(Extracted data entries)

>>>>>

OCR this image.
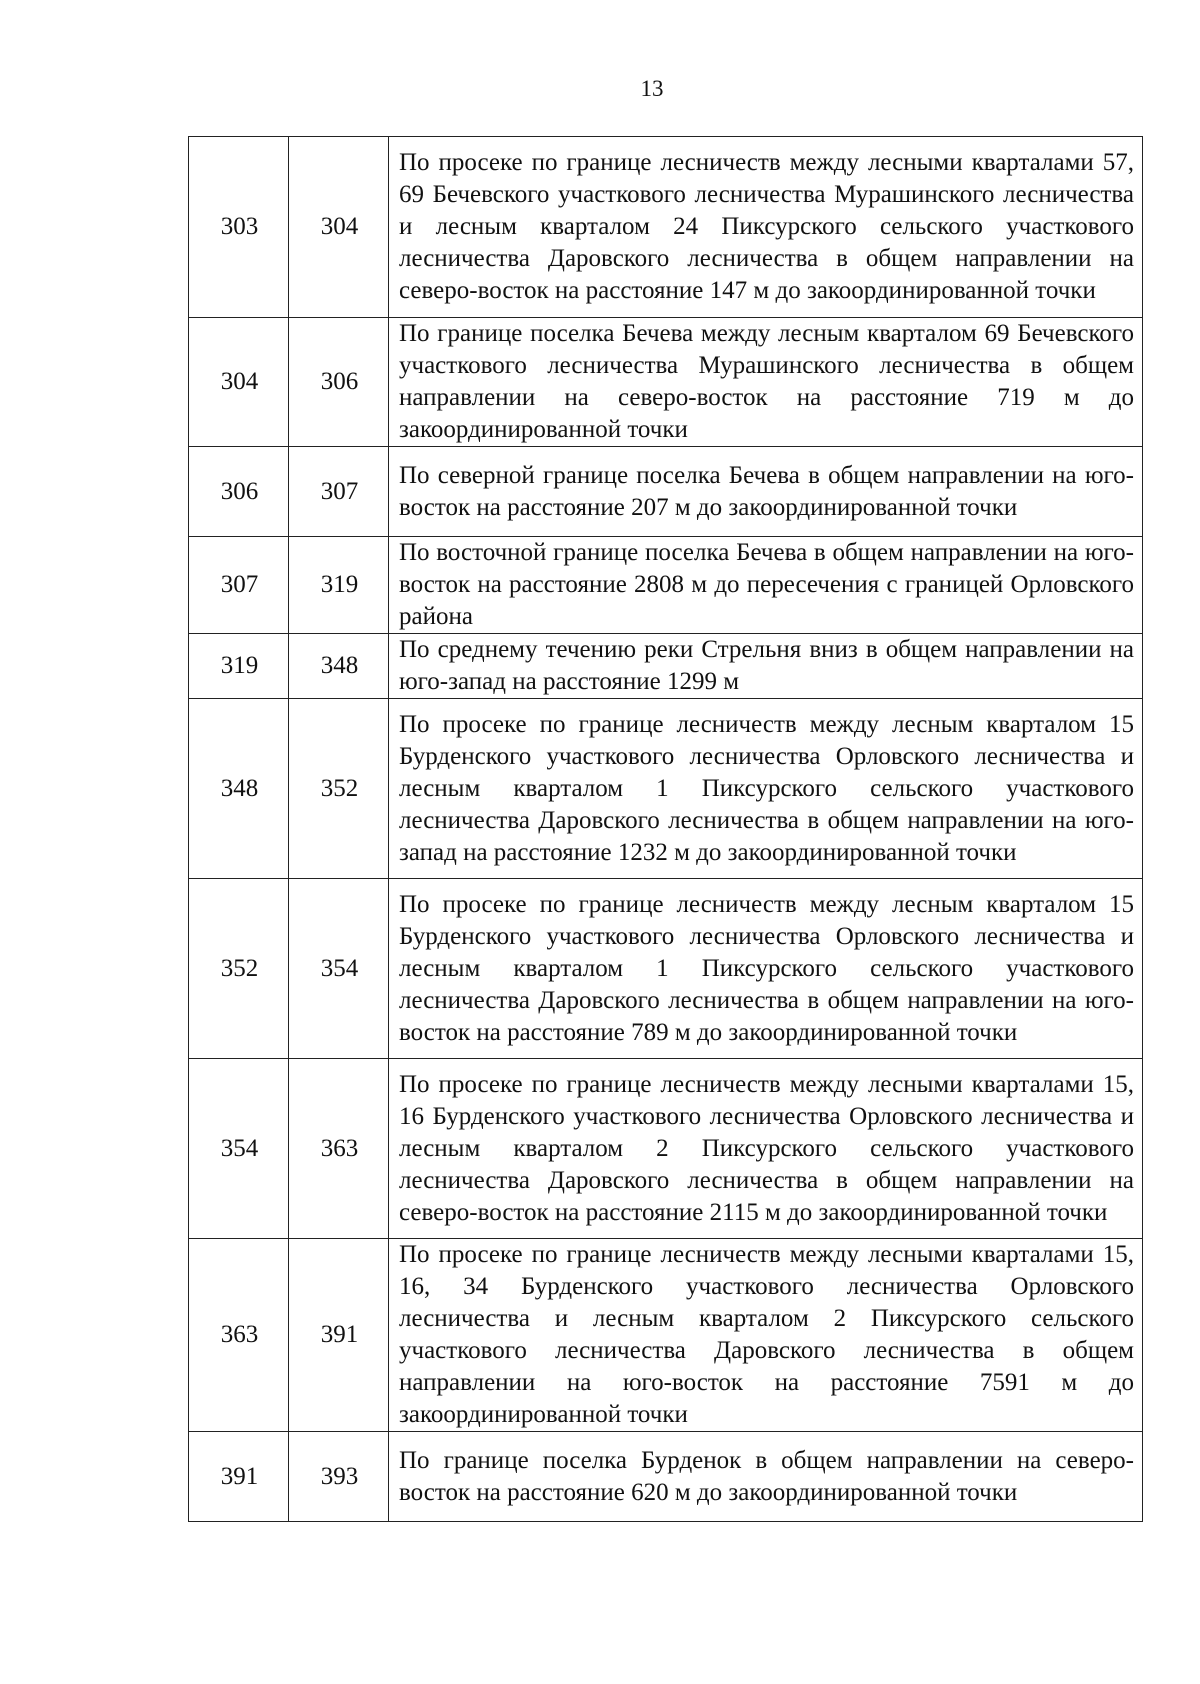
13
303	304	По просеке по границе лесничеств между лесными кварталами 57, 69 Бечевского участкового лесничества Мурашинского лесничества и лесным кварталом 24 Пиксурского сельского участкового лесничества Даровского лесничества в общем направлении на северо-восток на расстояние 147 м до закоординированной точки
304	306	По границе поселка Бечева между лесным кварталом 69 Бечевского участкового лесничества Мурашинского лесничества в общем направлении на северо-восток на расстояние 719 м до закоординированной точки
306	307	По северной границе поселка Бечева в общем направлении на юго-восток на расстояние 207 м до закоординированной точки
307	319	По восточной границе поселка Бечева в общем направлении на юго-восток на расстояние 2808 м до пересечения с границей Орловского района
319	348	По среднему течению реки Стрельня вниз в общем направлении на юго-запад на расстояние 1299 м
348	352	По просеке по границе лесничеств между лесным кварталом 15 Бурденского участкового лесничества Орловского лесничества и лесным кварталом 1 Пиксурского сельского участкового лесничества Даровского лесничества в общем направлении на юго-запад на расстояние 1232 м до закоординированной точки
352	354	По просеке по границе лесничеств между лесным кварталом 15 Бурденского участкового лесничества Орловского лесничества и лесным кварталом 1 Пиксурского сельского участкового лесничества Даровского лесничества в общем направлении на юго-восток на расстояние 789 м до закоординированной точки
354	363	По просеке по границе лесничеств между лесными кварталами 15, 16 Бурденского участкового лесничества Орловского лесничества и лесным кварталом 2 Пиксурского сельского участкового лесничества Даровского лесничества в общем направлении на северо-восток на расстояние 2115 м до закоординированной точки
363	391	По просеке по границе лесничеств между лесными кварталами 15, 16, 34 Бурденского участкового лесничества Орловского лесничества и лесным кварталом 2 Пиксурского сельского участкового лесничества Даровского лесничества в общем направлении на юго-восток на расстояние 7591 м до закоординированной точки
391	393	По границе поселка Бурденок в общем направлении на северо-восток на расстояние 620 м до закоординированной точки
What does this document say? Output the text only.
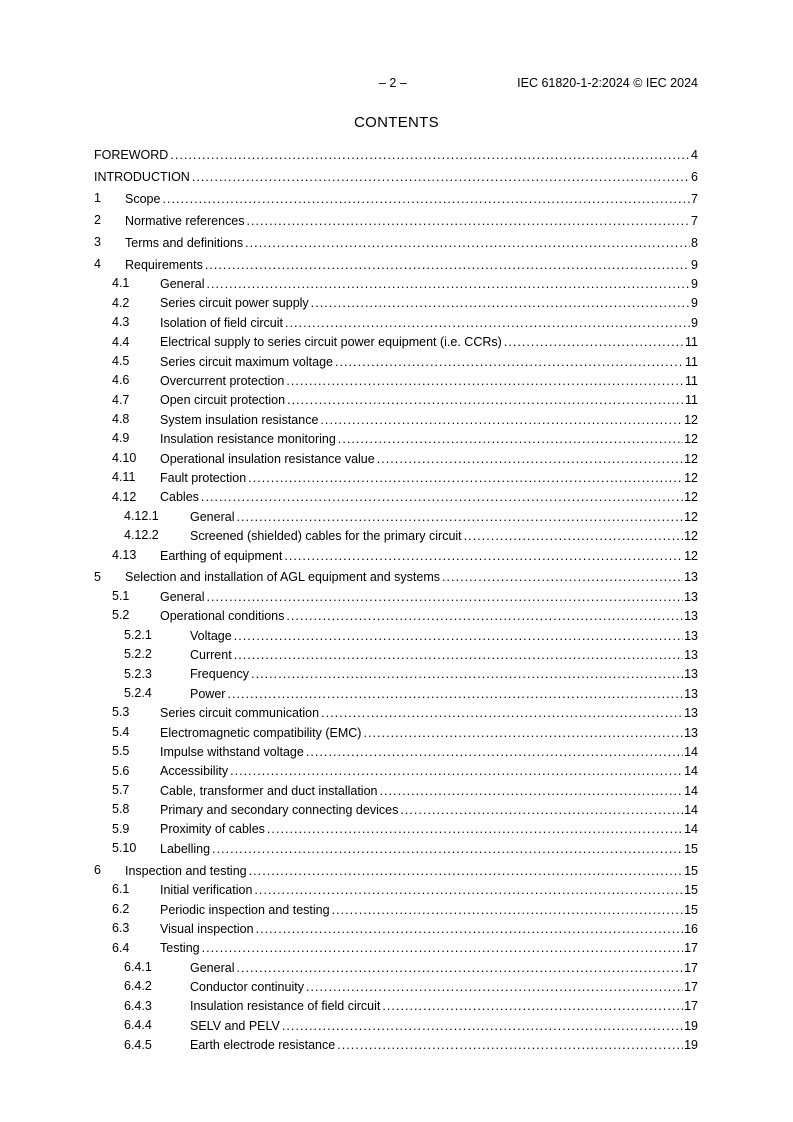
– 2 –	IEC 61820-1-2:2024 © IEC 2024
CONTENTS
FOREWORD .....	4
INTRODUCTION .....	6
1 Scope .....	7
2 Normative references .....	7
3 Terms and definitions .....	8
4 Requirements .....	9
4.1 General .....	9
4.2 Series circuit power supply .....	9
4.3 Isolation of field circuit .....	9
4.4 Electrical supply to series circuit power equipment (i.e. CCRs) .....	11
4.5 Series circuit maximum voltage .....	11
4.6 Overcurrent protection .....	11
4.7 Open circuit protection .....	11
4.8 System insulation resistance .....	12
4.9 Insulation resistance monitoring .....	12
4.10 Operational insulation resistance value .....	12
4.11 Fault protection .....	12
4.12 Cables .....	12
4.12.1 General .....	12
4.12.2 Screened (shielded) cables for the primary circuit .....	12
4.13 Earthing of equipment .....	12
5 Selection and installation of AGL equipment and systems .....	13
5.1 General .....	13
5.2 Operational conditions .....	13
5.2.1	Voltage .....	13
5.2.2	Current .....	13
5.2.3	Frequency .....	13
5.2.4	Power .....	13
5.3 Series circuit communication .....	13
5.4 Electromagnetic compatibility (EMC) .....	13
5.5 Impulse withstand voltage .....	14
5.6 Accessibility .....	14
5.7 Cable, transformer and duct installation .....	14
5.8 Primary and secondary connecting devices .....	14
5.9 Proximity of cables .....	14
5.10 Labelling .....	15
6 Inspection and testing .....	15
6.1 Initial verification .....	15
6.2 Periodic inspection and testing .....	15
6.3 Visual inspection .....	16
6.4 Testing .....	17
6.4.1	General .....	17
6.4.2	Conductor continuity .....	17
6.4.3	Insulation resistance of field circuit .....	17
6.4.4	SELV and PELV .....	19
6.4.5	Earth electrode resistance .....	19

<<<<<

**PROBLEM DESCRIPTION**
Pick out each line that holds the string "circuit".

**COMPLETE RESPONSE**
4.2 Series circuit power supply .....	9
4.3 Isolation of field circuit .....	9
4.4 Electrical supply to series circuit power equipment (i.e. CCRs) .....	11
4.5 Series circuit maximum voltage .....	11
4.7 Open circuit protection .....	11
4.12.2 Screened (shielded) cables for the primary circuit .....	12
5.3 Series circuit communication .....	13
6.4.3	Insulation resistance of field circuit .....	17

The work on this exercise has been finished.